PROBLEM TO WORK ON
Gather every line holding the string "Hagenlocher".

DATA SECTION
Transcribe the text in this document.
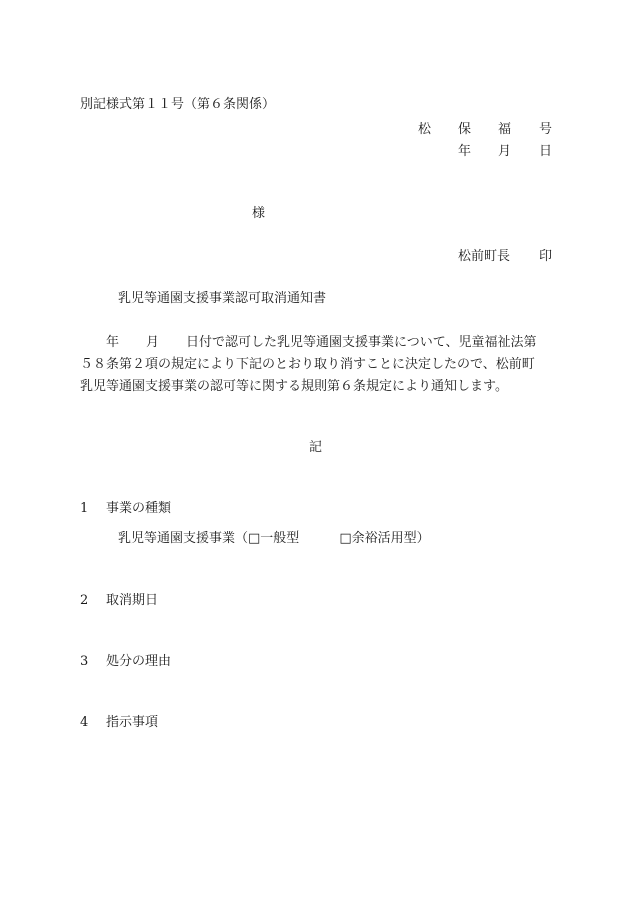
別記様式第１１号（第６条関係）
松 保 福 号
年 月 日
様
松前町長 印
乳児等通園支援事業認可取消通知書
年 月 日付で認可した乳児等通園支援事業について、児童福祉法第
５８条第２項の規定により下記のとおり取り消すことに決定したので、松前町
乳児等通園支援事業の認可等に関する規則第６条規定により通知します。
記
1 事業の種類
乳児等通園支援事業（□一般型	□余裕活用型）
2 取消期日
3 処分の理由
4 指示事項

--

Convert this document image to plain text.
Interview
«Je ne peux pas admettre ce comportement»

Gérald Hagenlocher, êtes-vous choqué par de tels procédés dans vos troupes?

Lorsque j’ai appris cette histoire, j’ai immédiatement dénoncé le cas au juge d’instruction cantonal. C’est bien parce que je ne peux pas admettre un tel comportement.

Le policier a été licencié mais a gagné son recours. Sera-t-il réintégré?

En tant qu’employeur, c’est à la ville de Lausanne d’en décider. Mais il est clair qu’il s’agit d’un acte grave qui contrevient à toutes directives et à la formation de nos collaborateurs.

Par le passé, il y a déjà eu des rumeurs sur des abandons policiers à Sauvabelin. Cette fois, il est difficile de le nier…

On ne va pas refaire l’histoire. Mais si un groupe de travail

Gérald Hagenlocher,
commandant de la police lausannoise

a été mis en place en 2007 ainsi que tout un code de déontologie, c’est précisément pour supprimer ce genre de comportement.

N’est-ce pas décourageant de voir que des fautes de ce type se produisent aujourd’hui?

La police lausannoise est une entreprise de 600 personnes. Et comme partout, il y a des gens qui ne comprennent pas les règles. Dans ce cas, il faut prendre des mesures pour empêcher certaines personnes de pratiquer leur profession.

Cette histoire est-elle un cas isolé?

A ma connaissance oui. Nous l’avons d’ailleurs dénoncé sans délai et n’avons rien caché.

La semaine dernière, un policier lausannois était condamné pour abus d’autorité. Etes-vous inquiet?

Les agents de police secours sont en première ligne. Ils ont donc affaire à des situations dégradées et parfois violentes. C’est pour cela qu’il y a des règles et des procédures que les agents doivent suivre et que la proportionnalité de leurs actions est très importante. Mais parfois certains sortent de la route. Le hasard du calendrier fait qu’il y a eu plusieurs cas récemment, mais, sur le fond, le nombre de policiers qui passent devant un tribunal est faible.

ANSWER IN FULL
Gérald Hagenlocher, êtes-vous choqué par de tels procédés dans vos troupes?
Gérald Hagenlocher,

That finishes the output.